TASK: Check each line of the records below and collect those holding "details".

SUPPLIED MATERIAL:

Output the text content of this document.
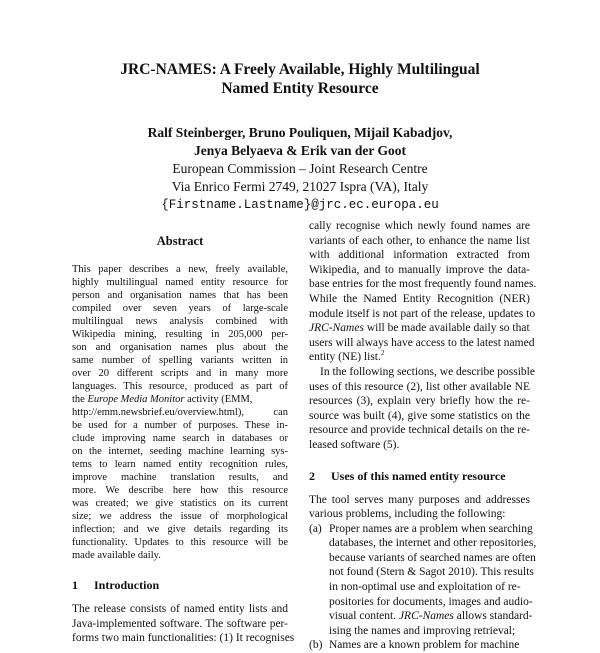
JRC-NAMES: A Freely Available, Highly Multilingual
Named Entity Resource
Ralf Steinberger, Bruno Pouliquen, Mijail Kabadjov,
Jenya Belyaeva & Erik van der Goot
European Commission – Joint Research Centre
Via Enrico Fermi 2749, 21027 Ispra (VA), Italy
{Firstname.Lastname}@jrc.ec.europa.eu
Abstract
This paper describes a new, freely available,
highly multilingual named entity resource for
person and organisation names that has been
compiled over seven years of large-scale
multilingual news analysis combined with
Wikipedia mining, resulting in 205,000 per-
son and organisation names plus about the
same number of spelling variants written in
over 20 different scripts and in many more
languages. This resource, produced as part of
the Europe Media Monitor activity (EMM,
http://emm.newsbrief.eu/overview.html), can
be used for a number of purposes. These in-
clude improving name search in databases or
on the internet, seeding machine learning sys-
tems to learn named entity recognition rules,
improve machine translation results, and
more. We describe here how this resource
was created; we give statistics on its current
size; we address the issue of morphological
inflection; and we give details regarding its
functionality. Updates to this resource will be
made available daily.
1 Introduction
The release consists of named entity lists and
Java-implemented software. The software per-
forms two main functionalities: (1) It recognises
cally recognise which newly found names are
variants of each other, to enhance the name list
with additional information extracted from
Wikipedia, and to manually improve the data-
base entries for the most frequently found names.
While the Named Entity Recognition (NER)
module itself is not part of the release, updates to
JRC-Names will be made available daily so that
users will always have access to the latest named
entity (NE) list.$^2$
In the following sections, we describe possible
uses of this resource (2), list other available NE
resources (3), explain very briefly how the re-
source was built (4), give some statistics on the
resource and provide technical details on the re-
leased software (5).
2 Uses of this named entity resource
The tool serves many purposes and addresses
various problems, including the following:
(a) Proper names are a problem when searching
databases, the internet and other repositories,
because variants of searched names are often
not found (Stern & Sagot 2010). This results
in non-optimal use and exploitation of re-
positories for documents, images and audio-
visual content. JRC-Names allows standard-
ising the names and improving retrieval;
(b) Names are a known problem for machine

RESULT OF THE TASK:
inflection; and we give details regarding its
resource and provide technical details on the re-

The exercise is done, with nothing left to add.